--- Work to be completed ---
Every record that follows must be duplicated exactly, with images left out.

## begin Supplied records

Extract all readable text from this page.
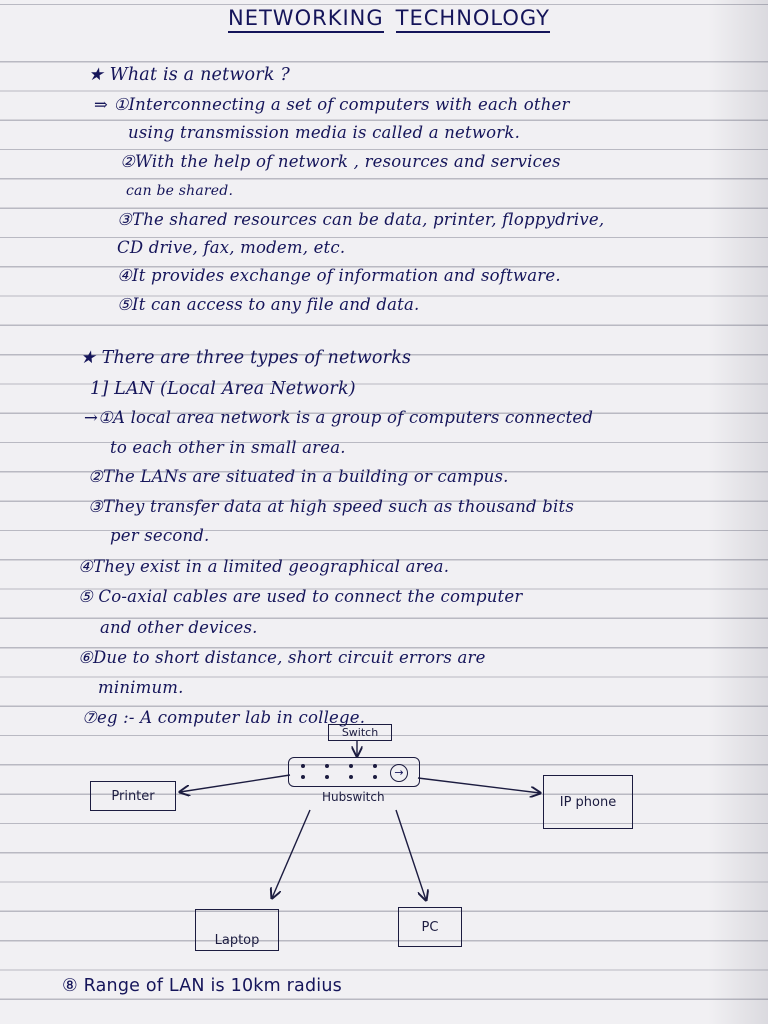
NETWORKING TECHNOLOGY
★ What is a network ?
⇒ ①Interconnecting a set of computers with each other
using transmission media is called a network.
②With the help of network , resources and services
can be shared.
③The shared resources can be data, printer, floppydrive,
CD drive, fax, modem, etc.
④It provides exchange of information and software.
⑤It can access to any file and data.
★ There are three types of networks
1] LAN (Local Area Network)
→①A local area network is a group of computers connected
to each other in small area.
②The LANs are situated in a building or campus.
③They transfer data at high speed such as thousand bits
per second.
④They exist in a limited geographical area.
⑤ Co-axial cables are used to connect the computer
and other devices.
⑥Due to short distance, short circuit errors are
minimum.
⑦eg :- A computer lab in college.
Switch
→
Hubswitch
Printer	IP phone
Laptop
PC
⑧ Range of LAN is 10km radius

## end Supplied records

--- Result of this exercise ---
Extract all readable text from this page.
NETWORKING TECHNOLOGY
★ What is a network ?
⇒ ①Interconnecting a set of computers with each other
using transmission media is called a network.
②With the help of network , resources and services
can be shared.
③The shared resources can be data, printer, floppydrive,
CD drive, fax, modem, etc.
④It provides exchange of information and software.
⑤It can access to any file and data.
★ There are three types of networks
1] LAN (Local Area Network)
→①A local area network is a group of computers connected
to each other in small area.
②The LANs are situated in a building or campus.
③They transfer data at high speed such as thousand bits
per second.
④They exist in a limited geographical area.
⑤ Co-axial cables are used to connect the computer
and other devices.
⑥Due to short distance, short circuit errors are
minimum.
⑦eg :- A computer lab in college.
Switch
→
Hubswitch
Printer	IP phone
Laptop
PC
⑧ Range of LAN is 10km radius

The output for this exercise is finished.